** Stated exercise **
Identify, in the records below, every line where the string "mérce" appears, and copy each such line.

── The data ──

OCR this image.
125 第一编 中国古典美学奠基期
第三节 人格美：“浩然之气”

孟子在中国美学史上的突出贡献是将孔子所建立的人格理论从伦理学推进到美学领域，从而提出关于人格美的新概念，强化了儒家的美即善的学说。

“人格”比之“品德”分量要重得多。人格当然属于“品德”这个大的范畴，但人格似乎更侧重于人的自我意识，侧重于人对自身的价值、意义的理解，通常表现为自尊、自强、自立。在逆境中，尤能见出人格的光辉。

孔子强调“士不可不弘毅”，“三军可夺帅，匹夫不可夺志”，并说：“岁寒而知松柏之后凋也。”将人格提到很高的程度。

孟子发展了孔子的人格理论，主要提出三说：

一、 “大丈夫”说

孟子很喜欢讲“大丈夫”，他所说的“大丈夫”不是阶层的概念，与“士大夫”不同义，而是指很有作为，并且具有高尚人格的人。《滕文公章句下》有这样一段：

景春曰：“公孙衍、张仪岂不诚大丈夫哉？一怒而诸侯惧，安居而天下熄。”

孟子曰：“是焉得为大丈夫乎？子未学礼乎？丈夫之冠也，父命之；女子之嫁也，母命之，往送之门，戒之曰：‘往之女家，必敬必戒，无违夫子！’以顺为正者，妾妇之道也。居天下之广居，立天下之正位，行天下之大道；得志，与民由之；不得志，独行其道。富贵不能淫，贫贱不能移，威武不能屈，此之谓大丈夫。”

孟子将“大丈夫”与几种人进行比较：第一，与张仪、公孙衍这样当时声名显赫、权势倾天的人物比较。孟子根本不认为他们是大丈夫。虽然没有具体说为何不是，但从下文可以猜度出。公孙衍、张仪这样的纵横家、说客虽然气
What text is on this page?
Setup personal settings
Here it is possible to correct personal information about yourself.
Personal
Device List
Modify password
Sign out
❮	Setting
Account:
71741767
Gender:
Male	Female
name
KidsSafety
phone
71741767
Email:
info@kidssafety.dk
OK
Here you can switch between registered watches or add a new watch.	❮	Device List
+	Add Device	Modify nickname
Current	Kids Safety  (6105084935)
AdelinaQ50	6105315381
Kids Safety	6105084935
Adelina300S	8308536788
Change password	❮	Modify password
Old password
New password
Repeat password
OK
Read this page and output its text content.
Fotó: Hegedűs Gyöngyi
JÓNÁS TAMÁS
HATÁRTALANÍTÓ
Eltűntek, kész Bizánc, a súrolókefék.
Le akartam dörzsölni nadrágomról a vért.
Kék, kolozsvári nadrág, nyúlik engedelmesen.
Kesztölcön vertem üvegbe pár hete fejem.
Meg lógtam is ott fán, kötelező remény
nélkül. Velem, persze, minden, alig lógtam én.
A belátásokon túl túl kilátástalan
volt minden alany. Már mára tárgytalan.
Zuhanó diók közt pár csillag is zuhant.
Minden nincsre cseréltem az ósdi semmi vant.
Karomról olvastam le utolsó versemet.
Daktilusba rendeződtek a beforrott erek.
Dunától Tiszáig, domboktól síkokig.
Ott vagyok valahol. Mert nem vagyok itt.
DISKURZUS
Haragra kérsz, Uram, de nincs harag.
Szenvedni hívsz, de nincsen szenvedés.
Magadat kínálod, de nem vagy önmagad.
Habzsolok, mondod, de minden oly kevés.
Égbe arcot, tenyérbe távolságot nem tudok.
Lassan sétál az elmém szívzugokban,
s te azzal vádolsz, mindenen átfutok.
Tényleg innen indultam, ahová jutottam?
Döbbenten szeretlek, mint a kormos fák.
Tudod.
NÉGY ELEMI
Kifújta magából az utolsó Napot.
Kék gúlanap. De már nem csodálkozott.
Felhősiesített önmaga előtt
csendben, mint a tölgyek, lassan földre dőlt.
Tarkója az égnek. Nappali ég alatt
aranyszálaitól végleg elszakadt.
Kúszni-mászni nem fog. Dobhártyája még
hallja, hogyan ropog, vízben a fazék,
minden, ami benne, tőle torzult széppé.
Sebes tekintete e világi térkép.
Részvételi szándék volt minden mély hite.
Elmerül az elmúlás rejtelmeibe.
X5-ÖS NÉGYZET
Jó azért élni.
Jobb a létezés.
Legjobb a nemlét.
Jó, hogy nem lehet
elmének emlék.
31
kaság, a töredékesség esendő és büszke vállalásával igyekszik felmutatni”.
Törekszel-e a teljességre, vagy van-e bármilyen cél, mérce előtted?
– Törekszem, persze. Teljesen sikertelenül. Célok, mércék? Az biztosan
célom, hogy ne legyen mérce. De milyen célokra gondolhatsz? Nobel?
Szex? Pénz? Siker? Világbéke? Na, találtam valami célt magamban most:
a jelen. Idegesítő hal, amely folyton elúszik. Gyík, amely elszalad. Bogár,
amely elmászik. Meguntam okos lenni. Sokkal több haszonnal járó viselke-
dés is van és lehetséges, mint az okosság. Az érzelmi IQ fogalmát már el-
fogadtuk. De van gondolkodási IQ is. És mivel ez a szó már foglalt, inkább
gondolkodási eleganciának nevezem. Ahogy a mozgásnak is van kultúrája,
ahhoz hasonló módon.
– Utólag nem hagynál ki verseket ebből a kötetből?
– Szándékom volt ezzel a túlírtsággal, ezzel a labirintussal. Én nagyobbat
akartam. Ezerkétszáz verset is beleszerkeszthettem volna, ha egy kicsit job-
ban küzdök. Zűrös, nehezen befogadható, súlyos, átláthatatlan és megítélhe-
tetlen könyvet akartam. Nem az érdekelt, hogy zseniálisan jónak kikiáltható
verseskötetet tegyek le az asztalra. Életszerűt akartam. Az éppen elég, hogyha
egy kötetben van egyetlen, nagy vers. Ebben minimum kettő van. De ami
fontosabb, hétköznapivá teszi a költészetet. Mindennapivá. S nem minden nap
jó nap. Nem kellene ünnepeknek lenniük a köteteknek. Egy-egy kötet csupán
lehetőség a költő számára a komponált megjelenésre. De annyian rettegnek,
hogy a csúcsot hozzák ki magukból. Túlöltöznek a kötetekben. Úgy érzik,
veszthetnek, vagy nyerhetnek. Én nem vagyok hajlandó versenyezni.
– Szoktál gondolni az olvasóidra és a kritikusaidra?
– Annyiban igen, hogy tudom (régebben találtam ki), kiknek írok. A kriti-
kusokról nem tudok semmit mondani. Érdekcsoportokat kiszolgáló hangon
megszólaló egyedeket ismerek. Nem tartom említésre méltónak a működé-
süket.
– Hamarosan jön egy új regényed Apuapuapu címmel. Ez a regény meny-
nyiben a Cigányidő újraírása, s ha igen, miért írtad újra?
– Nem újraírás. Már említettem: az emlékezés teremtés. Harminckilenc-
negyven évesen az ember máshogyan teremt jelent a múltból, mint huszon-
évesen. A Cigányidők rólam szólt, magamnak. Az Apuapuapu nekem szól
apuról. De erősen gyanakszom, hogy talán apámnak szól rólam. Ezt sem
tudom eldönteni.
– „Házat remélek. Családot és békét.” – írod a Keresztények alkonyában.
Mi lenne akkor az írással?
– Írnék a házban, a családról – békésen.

───

** Result of this exercise **
Törekszel-e a teljességre, vagy van-e bármilyen cél, mérce előtted?
célom, hogy ne legyen mérce. De milyen célokra gondolhatsz? Nobel?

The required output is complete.